- **WHAT IS REQUIRED**
Look through the records and report how many lines include the word "fingerprint", with no other words.

====== AVAILABLE RECORDS

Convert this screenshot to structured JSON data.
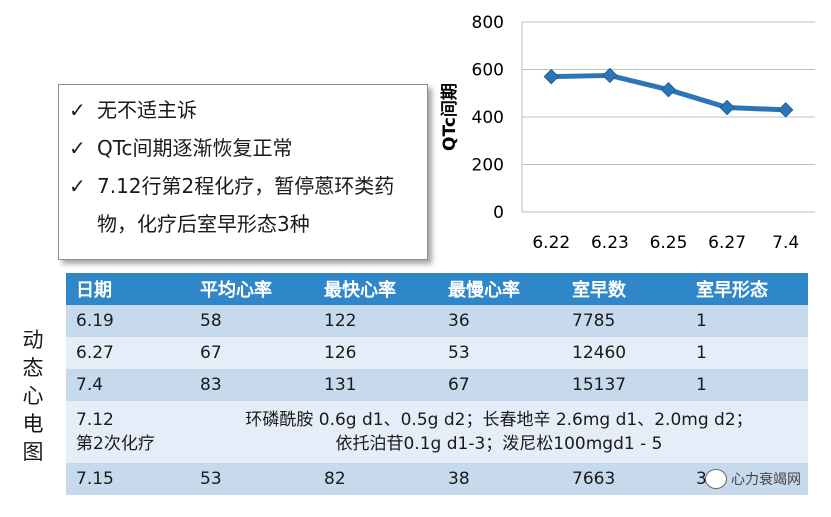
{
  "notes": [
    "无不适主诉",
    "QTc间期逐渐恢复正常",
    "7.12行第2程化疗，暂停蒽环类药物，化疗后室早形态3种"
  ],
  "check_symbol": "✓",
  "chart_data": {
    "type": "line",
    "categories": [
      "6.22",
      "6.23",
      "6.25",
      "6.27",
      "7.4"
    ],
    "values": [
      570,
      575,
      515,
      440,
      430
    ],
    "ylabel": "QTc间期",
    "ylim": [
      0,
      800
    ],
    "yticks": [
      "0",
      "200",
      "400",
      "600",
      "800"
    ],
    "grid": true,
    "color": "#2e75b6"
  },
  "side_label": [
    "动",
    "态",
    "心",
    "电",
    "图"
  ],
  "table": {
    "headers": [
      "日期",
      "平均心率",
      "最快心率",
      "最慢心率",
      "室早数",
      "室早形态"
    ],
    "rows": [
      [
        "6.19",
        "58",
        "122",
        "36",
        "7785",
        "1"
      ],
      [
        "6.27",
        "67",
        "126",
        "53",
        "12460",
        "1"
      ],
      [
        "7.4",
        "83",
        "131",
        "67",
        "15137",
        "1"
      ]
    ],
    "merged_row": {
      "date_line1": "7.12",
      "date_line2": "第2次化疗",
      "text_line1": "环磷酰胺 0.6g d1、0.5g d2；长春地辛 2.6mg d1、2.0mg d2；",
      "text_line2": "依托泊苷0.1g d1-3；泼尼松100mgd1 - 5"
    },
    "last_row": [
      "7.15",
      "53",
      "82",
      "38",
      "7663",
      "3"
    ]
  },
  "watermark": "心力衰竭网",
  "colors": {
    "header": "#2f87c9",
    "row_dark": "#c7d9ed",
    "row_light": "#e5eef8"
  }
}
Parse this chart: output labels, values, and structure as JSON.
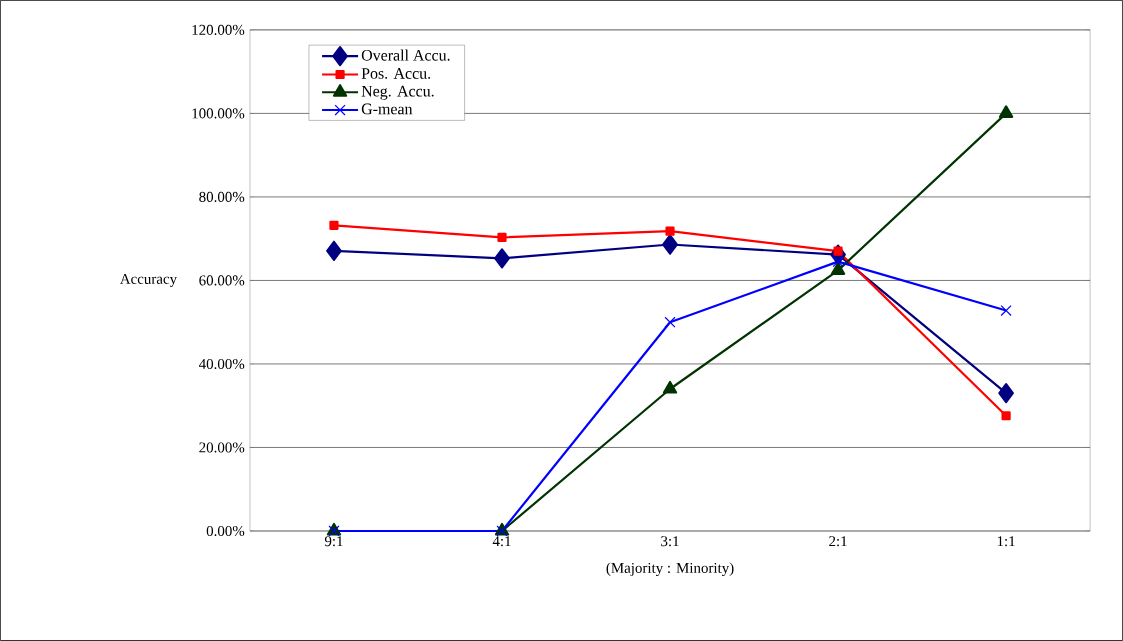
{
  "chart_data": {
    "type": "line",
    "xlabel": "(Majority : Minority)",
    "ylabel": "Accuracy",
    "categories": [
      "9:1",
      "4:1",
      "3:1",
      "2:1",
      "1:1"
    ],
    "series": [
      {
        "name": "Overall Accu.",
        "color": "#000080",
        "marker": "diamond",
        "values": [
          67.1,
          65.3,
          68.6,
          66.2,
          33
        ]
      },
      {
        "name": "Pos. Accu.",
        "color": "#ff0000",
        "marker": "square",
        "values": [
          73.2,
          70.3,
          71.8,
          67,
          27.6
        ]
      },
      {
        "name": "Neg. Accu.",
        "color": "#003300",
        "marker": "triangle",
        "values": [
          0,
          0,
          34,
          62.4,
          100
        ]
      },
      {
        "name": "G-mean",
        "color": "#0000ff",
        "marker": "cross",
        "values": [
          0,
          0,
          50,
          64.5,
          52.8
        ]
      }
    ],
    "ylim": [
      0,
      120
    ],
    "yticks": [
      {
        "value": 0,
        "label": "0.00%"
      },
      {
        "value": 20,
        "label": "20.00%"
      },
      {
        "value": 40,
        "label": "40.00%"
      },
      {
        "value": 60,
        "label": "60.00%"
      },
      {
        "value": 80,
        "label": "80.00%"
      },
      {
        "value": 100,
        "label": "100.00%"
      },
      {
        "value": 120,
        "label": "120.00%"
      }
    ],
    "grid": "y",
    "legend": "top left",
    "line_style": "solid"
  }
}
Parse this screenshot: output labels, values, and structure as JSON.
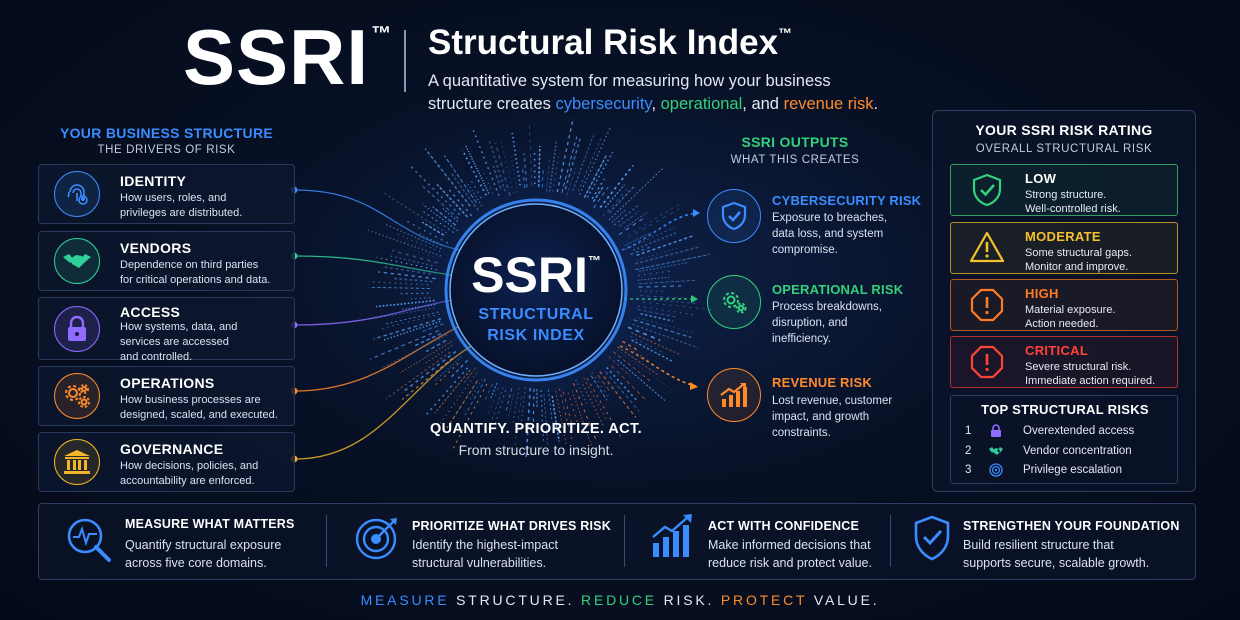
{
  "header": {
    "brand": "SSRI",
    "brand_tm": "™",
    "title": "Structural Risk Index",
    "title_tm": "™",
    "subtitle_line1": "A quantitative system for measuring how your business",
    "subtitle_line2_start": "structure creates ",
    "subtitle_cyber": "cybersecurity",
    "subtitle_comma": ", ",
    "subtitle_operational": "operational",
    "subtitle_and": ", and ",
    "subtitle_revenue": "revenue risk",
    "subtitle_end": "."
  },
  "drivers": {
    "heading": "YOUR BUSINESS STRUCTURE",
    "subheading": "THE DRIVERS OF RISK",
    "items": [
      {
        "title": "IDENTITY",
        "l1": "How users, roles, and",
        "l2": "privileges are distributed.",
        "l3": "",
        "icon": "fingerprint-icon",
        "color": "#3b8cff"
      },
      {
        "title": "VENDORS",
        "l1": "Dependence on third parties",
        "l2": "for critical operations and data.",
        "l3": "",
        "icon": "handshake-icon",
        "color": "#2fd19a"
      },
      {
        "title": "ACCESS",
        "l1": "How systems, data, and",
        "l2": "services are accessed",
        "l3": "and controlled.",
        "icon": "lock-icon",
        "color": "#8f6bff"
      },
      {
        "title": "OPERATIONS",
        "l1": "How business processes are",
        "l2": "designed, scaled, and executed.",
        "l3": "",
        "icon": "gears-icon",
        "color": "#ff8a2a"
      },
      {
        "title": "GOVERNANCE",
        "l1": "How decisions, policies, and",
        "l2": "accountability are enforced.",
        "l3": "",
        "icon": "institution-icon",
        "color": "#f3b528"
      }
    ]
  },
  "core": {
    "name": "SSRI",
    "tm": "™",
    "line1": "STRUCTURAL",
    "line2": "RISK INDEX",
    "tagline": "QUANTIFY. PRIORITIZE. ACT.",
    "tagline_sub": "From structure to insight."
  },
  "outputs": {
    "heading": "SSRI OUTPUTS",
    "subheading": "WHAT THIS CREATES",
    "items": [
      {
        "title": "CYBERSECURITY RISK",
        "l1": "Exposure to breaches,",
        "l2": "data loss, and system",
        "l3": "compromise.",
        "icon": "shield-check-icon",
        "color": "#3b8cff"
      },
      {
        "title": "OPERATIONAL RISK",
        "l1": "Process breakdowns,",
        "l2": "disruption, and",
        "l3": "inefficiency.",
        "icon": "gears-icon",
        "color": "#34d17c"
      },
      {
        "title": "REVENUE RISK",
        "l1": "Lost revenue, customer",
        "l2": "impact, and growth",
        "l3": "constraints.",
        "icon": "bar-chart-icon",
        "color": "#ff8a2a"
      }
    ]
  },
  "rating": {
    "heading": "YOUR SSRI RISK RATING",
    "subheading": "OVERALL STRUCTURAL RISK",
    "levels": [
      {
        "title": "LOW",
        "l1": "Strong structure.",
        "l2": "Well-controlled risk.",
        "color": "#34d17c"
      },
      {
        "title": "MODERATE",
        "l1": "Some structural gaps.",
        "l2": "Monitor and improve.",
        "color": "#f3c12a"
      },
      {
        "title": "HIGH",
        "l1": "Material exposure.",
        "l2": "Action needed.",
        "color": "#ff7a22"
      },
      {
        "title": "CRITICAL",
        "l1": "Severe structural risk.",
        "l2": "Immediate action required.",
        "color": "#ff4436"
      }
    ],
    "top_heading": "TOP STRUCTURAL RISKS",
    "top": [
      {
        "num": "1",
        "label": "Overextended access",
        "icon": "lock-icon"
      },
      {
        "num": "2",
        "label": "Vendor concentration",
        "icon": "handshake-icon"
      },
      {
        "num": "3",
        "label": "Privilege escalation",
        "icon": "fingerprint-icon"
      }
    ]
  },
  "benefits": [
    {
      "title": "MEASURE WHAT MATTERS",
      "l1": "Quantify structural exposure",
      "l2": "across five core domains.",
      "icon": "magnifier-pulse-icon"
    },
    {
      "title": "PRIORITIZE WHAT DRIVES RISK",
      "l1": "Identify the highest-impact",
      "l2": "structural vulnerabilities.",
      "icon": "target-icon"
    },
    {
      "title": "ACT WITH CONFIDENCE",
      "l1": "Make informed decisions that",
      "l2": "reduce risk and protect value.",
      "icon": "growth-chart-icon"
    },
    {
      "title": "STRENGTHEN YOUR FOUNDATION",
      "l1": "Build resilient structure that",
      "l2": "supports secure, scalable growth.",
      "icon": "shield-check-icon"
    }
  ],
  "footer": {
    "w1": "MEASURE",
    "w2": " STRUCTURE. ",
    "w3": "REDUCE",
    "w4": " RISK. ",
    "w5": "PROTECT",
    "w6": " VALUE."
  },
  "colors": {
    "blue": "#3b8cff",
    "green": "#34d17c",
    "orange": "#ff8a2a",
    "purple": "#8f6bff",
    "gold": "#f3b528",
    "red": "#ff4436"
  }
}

============

- **SOLUTION**
2